Exercise inputs:
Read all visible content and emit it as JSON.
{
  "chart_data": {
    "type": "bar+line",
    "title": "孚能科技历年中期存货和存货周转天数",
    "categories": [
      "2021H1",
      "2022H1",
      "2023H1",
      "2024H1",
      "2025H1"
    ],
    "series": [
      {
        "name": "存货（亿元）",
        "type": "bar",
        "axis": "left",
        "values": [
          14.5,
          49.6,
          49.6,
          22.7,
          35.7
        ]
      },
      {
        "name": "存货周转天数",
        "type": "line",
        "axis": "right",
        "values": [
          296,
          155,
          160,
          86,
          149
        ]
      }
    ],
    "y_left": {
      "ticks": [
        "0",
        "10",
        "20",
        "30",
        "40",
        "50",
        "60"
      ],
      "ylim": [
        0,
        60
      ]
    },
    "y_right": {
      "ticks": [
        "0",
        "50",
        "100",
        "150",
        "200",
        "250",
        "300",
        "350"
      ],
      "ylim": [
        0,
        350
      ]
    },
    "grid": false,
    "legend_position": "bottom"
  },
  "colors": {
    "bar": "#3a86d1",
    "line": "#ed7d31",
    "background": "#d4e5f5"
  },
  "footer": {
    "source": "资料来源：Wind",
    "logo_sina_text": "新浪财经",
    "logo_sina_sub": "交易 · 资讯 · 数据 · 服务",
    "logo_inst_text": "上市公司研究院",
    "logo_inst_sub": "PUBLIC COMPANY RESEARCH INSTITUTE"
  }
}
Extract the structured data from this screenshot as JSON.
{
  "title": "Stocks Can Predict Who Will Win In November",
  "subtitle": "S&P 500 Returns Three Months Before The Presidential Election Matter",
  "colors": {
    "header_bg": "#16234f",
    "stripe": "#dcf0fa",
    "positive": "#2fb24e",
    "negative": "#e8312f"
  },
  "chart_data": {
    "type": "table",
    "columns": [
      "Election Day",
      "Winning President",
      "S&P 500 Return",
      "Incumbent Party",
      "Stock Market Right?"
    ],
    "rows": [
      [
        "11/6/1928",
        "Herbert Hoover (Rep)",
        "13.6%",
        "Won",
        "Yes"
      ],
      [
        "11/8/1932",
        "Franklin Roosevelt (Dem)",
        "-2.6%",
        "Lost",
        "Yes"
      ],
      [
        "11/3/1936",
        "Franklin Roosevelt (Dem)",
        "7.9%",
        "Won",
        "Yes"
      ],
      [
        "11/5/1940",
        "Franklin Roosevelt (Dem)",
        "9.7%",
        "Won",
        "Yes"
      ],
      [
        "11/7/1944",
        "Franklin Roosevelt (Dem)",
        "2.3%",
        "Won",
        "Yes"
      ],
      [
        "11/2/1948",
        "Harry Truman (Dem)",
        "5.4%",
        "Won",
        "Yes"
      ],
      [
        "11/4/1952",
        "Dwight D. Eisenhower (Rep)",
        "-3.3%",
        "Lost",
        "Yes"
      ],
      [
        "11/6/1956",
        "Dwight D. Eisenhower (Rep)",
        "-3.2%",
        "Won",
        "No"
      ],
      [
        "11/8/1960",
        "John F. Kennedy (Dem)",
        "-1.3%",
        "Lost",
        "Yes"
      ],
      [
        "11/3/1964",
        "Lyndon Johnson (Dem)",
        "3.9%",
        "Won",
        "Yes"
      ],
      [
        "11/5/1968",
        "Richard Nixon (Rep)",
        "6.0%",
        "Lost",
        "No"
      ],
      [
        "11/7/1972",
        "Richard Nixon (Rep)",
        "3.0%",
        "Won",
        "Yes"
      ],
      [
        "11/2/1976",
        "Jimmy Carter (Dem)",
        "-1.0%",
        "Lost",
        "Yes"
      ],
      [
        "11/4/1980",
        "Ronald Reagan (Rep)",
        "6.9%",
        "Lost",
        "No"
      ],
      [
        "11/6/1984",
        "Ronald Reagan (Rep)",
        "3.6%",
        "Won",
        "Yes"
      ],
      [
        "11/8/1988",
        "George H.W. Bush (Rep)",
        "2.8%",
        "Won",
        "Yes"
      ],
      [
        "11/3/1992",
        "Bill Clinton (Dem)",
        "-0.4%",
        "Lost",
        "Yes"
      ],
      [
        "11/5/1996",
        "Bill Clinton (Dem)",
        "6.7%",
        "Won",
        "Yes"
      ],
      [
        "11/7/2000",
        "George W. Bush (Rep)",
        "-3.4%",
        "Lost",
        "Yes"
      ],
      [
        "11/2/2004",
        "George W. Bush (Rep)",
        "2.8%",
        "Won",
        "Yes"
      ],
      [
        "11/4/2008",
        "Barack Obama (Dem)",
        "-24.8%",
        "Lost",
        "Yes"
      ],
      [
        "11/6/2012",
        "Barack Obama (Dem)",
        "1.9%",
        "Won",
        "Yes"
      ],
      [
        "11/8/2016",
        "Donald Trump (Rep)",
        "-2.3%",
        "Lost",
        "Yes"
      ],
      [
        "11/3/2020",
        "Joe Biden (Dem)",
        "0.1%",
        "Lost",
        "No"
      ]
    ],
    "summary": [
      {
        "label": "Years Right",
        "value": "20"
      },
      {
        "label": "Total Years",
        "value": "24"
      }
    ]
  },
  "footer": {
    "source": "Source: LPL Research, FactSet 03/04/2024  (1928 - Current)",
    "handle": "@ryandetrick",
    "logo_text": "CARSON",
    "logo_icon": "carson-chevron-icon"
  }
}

Exercise prompt: Write out every line exactly as it stands.

Solution to the problem:
Read all visible content and emit it as JSON.
{
  "chart_data": {
    "type": "bar+line",
    "title": "孚能科技历年中期存货和存货周转天数",
    "categories": [
      "2021H1",
      "2022H1",
      "2023H1",
      "2024H1",
      "2025H1"
    ],
    "series": [
      {
        "name": "存货（亿元）",
        "type": "bar",
        "axis": "left",
        "values": [
          14.5,
          49.6,
          49.6,
          22.7,
          35.7
        ]
      },
      {
        "name": "存货周转天数",
        "type": "line",
        "axis": "right",
        "values": [
          296,
          155,
          160,
          86,
          149
        ]
      }
    ],
    "y_left": {
      "ticks": [
        "0",
        "10",
        "20",
        "30",
        "40",
        "50",
        "60"
      ],
      "ylim": [
        0,
        60
      ]
    },
    "y_right": {
      "ticks": [
        "0",
        "50",
        "100",
        "150",
        "200",
        "250",
        "300",
        "350"
      ],
      "ylim": [
        0,
        350
      ]
    },
    "grid": false,
    "legend_position": "bottom"
  },
  "colors": {
    "bar": "#3a86d1",
    "line": "#ed7d31",
    "background": "#d4e5f5"
  },
  "footer": {
    "source": "资料来源：Wind",
    "logo_sina_text": "新浪财经",
    "logo_sina_sub": "交易 · 资讯 · 数据 · 服务",
    "logo_inst_text": "上市公司研究院",
    "logo_inst_sub": "PUBLIC COMPANY RESEARCH INSTITUTE"
  }
}
Extract the structured data from this screenshot as JSON.
{
  "title": "Stocks Can Predict Who Will Win In November",
  "subtitle": "S&P 500 Returns Three Months Before The Presidential Election Matter",
  "colors": {
    "header_bg": "#16234f",
    "stripe": "#dcf0fa",
    "positive": "#2fb24e",
    "negative": "#e8312f"
  },
  "chart_data": {
    "type": "table",
    "columns": [
      "Election Day",
      "Winning President",
      "S&P 500 Return",
      "Incumbent Party",
      "Stock Market Right?"
    ],
    "rows": [
      [
        "11/6/1928",
        "Herbert Hoover (Rep)",
        "13.6%",
        "Won",
        "Yes"
      ],
      [
        "11/8/1932",
        "Franklin Roosevelt (Dem)",
        "-2.6%",
        "Lost",
        "Yes"
      ],
      [
        "11/3/1936",
        "Franklin Roosevelt (Dem)",
        "7.9%",
        "Won",
        "Yes"
      ],
      [
        "11/5/1940",
        "Franklin Roosevelt (Dem)",
        "9.7%",
        "Won",
        "Yes"
      ],
      [
        "11/7/1944",
        "Franklin Roosevelt (Dem)",
        "2.3%",
        "Won",
        "Yes"
      ],
      [
        "11/2/1948",
        "Harry Truman (Dem)",
        "5.4%",
        "Won",
        "Yes"
      ],
      [
        "11/4/1952",
        "Dwight D. Eisenhower (Rep)",
        "-3.3%",
        "Lost",
        "Yes"
      ],
      [
        "11/6/1956",
        "Dwight D. Eisenhower (Rep)",
        "-3.2%",
        "Won",
        "No"
      ],
      [
        "11/8/1960",
        "John F. Kennedy (Dem)",
        "-1.3%",
        "Lost",
        "Yes"
      ],
      [
        "11/3/1964",
        "Lyndon Johnson (Dem)",
        "3.9%",
        "Won",
        "Yes"
      ],
      [
        "11/5/1968",
        "Richard Nixon (Rep)",
        "6.0%",
        "Lost",
        "No"
      ],
      [
        "11/7/1972",
        "Richard Nixon (Rep)",
        "3.0%",
        "Won",
        "Yes"
      ],
      [
        "11/2/1976",
        "Jimmy Carter (Dem)",
        "-1.0%",
        "Lost",
        "Yes"
      ],
      [
        "11/4/1980",
        "Ronald Reagan (Rep)",
        "6.9%",
        "Lost",
        "No"
      ],
      [
        "11/6/1984",
        "Ronald Reagan (Rep)",
        "3.6%",
        "Won",
        "Yes"
      ],
      [
        "11/8/1988",
        "George H.W. Bush (Rep)",
        "2.8%",
        "Won",
        "Yes"
      ],
      [
        "11/3/1992",
        "Bill Clinton (Dem)",
        "-0.4%",
        "Lost",
        "Yes"
      ],
      [
        "11/5/1996",
        "Bill Clinton (Dem)",
        "6.7%",
        "Won",
        "Yes"
      ],
      [
        "11/7/2000",
        "George W. Bush (Rep)",
        "-3.4%",
        "Lost",
        "Yes"
      ],
      [
        "11/2/2004",
        "George W. Bush (Rep)",
        "2.8%",
        "Won",
        "Yes"
      ],
      [
        "11/4/2008",
        "Barack Obama (Dem)",
        "-24.8%",
        "Lost",
        "Yes"
      ],
      [
        "11/6/2012",
        "Barack Obama (Dem)",
        "1.9%",
        "Won",
        "Yes"
      ],
      [
        "11/8/2016",
        "Donald Trump (Rep)",
        "-2.3%",
        "Lost",
        "Yes"
      ],
      [
        "11/3/2020",
        "Joe Biden (Dem)",
        "0.1%",
        "Lost",
        "No"
      ]
    ],
    "summary": [
      {
        "label": "Years Right",
        "value": "20"
      },
      {
        "label": "Total Years",
        "value": "24"
      }
    ]
  },
  "footer": {
    "source": "Source: LPL Research, FactSet 03/04/2024  (1928 - Current)",
    "handle": "@ryandetrick",
    "logo_text": "CARSON",
    "logo_icon": "carson-chevron-icon"
  }
}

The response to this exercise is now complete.